Check every line below for the word "Number" and show those that hold it.
────
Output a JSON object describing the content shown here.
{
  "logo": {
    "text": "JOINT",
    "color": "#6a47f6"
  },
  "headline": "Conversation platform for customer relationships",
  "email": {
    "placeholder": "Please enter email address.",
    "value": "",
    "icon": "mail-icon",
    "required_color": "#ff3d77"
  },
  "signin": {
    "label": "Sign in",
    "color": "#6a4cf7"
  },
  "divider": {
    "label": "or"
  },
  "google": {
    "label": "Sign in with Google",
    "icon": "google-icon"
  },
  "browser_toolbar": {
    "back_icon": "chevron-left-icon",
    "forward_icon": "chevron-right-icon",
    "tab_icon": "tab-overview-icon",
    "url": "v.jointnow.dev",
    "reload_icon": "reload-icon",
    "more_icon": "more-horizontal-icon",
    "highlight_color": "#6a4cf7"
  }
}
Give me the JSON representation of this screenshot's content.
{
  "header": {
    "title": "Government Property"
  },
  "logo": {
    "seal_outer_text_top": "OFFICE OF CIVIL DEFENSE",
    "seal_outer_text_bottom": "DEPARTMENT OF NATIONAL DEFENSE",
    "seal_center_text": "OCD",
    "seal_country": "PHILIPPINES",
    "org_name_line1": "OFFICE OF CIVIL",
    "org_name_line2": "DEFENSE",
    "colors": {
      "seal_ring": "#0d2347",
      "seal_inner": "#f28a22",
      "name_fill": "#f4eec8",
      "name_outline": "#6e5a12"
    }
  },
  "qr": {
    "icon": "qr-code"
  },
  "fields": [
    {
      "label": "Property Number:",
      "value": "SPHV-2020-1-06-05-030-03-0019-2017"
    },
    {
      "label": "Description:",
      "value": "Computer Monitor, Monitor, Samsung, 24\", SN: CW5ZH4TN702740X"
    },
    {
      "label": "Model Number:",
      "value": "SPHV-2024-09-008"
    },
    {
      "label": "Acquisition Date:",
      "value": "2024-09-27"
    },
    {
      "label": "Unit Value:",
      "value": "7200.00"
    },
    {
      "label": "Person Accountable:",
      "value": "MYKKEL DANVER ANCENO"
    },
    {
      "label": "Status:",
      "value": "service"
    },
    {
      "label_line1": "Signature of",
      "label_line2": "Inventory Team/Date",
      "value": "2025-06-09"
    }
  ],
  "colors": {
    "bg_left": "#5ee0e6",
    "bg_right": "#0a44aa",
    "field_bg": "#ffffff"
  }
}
────
• **SOLUTION**:
      "label": "Property Number:",
      "label": "Model Number:",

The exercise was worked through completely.